Goal – Output the entries verbatim, including every line.

Records from a data collection:
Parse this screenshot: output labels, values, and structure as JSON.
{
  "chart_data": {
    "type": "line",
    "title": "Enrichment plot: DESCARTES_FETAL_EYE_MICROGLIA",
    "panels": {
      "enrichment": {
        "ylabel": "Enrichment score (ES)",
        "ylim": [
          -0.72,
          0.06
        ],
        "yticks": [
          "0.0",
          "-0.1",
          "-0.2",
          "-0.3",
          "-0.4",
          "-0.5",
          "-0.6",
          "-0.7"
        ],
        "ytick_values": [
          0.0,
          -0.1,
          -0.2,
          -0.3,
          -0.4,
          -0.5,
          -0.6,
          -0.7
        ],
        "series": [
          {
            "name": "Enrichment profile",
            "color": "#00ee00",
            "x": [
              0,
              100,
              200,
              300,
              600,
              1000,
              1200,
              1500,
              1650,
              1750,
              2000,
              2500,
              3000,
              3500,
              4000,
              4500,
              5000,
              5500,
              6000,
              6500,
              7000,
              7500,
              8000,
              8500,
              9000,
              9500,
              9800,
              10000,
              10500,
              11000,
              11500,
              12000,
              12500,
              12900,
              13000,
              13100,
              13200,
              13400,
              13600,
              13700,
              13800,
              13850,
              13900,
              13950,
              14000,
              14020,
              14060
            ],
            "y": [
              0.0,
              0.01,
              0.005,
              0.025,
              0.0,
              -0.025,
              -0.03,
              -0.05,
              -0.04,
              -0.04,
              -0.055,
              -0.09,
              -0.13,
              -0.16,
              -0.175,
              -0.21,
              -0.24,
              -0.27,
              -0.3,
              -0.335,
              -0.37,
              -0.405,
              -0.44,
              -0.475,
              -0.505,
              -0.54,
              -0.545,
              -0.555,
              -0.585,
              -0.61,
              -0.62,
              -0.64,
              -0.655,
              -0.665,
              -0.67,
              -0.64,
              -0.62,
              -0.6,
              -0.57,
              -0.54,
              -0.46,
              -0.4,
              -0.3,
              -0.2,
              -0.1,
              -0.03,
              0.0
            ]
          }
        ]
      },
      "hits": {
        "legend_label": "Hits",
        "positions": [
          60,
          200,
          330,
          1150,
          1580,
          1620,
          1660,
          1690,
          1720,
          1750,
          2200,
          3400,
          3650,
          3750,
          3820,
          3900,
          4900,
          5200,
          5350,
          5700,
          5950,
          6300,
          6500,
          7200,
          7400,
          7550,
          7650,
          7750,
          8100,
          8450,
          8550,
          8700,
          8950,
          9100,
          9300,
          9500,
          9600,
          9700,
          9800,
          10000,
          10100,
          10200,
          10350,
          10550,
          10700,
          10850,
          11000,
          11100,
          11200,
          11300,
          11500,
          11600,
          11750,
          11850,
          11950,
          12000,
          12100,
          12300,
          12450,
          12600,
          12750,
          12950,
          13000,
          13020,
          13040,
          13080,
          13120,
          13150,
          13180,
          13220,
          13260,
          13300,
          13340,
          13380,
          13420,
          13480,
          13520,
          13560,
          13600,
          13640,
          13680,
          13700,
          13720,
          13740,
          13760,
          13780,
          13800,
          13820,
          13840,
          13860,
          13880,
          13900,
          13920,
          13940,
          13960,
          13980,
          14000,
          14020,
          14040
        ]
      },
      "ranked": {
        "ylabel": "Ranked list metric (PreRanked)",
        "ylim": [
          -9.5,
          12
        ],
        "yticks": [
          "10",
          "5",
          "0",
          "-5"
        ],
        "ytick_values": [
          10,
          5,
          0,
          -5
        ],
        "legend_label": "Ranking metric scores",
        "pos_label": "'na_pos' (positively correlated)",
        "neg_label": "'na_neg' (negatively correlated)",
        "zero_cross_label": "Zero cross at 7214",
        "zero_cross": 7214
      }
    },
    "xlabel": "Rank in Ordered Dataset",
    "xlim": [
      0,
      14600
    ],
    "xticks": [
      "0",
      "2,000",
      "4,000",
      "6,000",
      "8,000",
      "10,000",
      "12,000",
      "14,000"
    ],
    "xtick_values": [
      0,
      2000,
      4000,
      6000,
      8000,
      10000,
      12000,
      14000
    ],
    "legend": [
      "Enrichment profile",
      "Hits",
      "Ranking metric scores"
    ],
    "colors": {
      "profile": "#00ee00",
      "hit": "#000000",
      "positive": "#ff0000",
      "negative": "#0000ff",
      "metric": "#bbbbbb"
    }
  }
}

Answer to the exercise –
Parse this screenshot: output labels, values, and structure as JSON.
{
  "chart_data": {
    "type": "line",
    "title": "Enrichment plot: DESCARTES_FETAL_EYE_MICROGLIA",
    "panels": {
      "enrichment": {
        "ylabel": "Enrichment score (ES)",
        "ylim": [
          -0.72,
          0.06
        ],
        "yticks": [
          "0.0",
          "-0.1",
          "-0.2",
          "-0.3",
          "-0.4",
          "-0.5",
          "-0.6",
          "-0.7"
        ],
        "ytick_values": [
          0.0,
          -0.1,
          -0.2,
          -0.3,
          -0.4,
          -0.5,
          -0.6,
          -0.7
        ],
        "series": [
          {
            "name": "Enrichment profile",
            "color": "#00ee00",
            "x": [
              0,
              100,
              200,
              300,
              600,
              1000,
              1200,
              1500,
              1650,
              1750,
              2000,
              2500,
              3000,
              3500,
              4000,
              4500,
              5000,
              5500,
              6000,
              6500,
              7000,
              7500,
              8000,
              8500,
              9000,
              9500,
              9800,
              10000,
              10500,
              11000,
              11500,
              12000,
              12500,
              12900,
              13000,
              13100,
              13200,
              13400,
              13600,
              13700,
              13800,
              13850,
              13900,
              13950,
              14000,
              14020,
              14060
            ],
            "y": [
              0.0,
              0.01,
              0.005,
              0.025,
              0.0,
              -0.025,
              -0.03,
              -0.05,
              -0.04,
              -0.04,
              -0.055,
              -0.09,
              -0.13,
              -0.16,
              -0.175,
              -0.21,
              -0.24,
              -0.27,
              -0.3,
              -0.335,
              -0.37,
              -0.405,
              -0.44,
              -0.475,
              -0.505,
              -0.54,
              -0.545,
              -0.555,
              -0.585,
              -0.61,
              -0.62,
              -0.64,
              -0.655,
              -0.665,
              -0.67,
              -0.64,
              -0.62,
              -0.6,
              -0.57,
              -0.54,
              -0.46,
              -0.4,
              -0.3,
              -0.2,
              -0.1,
              -0.03,
              0.0
            ]
          }
        ]
      },
      "hits": {
        "legend_label": "Hits",
        "positions": [
          60,
          200,
          330,
          1150,
          1580,
          1620,
          1660,
          1690,
          1720,
          1750,
          2200,
          3400,
          3650,
          3750,
          3820,
          3900,
          4900,
          5200,
          5350,
          5700,
          5950,
          6300,
          6500,
          7200,
          7400,
          7550,
          7650,
          7750,
          8100,
          8450,
          8550,
          8700,
          8950,
          9100,
          9300,
          9500,
          9600,
          9700,
          9800,
          10000,
          10100,
          10200,
          10350,
          10550,
          10700,
          10850,
          11000,
          11100,
          11200,
          11300,
          11500,
          11600,
          11750,
          11850,
          11950,
          12000,
          12100,
          12300,
          12450,
          12600,
          12750,
          12950,
          13000,
          13020,
          13040,
          13080,
          13120,
          13150,
          13180,
          13220,
          13260,
          13300,
          13340,
          13380,
          13420,
          13480,
          13520,
          13560,
          13600,
          13640,
          13680,
          13700,
          13720,
          13740,
          13760,
          13780,
          13800,
          13820,
          13840,
          13860,
          13880,
          13900,
          13920,
          13940,
          13960,
          13980,
          14000,
          14020,
          14040
        ]
      },
      "ranked": {
        "ylabel": "Ranked list metric (PreRanked)",
        "ylim": [
          -9.5,
          12
        ],
        "yticks": [
          "10",
          "5",
          "0",
          "-5"
        ],
        "ytick_values": [
          10,
          5,
          0,
          -5
        ],
        "legend_label": "Ranking metric scores",
        "pos_label": "'na_pos' (positively correlated)",
        "neg_label": "'na_neg' (negatively correlated)",
        "zero_cross_label": "Zero cross at 7214",
        "zero_cross": 7214
      }
    },
    "xlabel": "Rank in Ordered Dataset",
    "xlim": [
      0,
      14600
    ],
    "xticks": [
      "0",
      "2,000",
      "4,000",
      "6,000",
      "8,000",
      "10,000",
      "12,000",
      "14,000"
    ],
    "xtick_values": [
      0,
      2000,
      4000,
      6000,
      8000,
      10000,
      12000,
      14000
    ],
    "legend": [
      "Enrichment profile",
      "Hits",
      "Ranking metric scores"
    ],
    "colors": {
      "profile": "#00ee00",
      "hit": "#000000",
      "positive": "#ff0000",
      "negative": "#0000ff",
      "metric": "#bbbbbb"
    }
  }
}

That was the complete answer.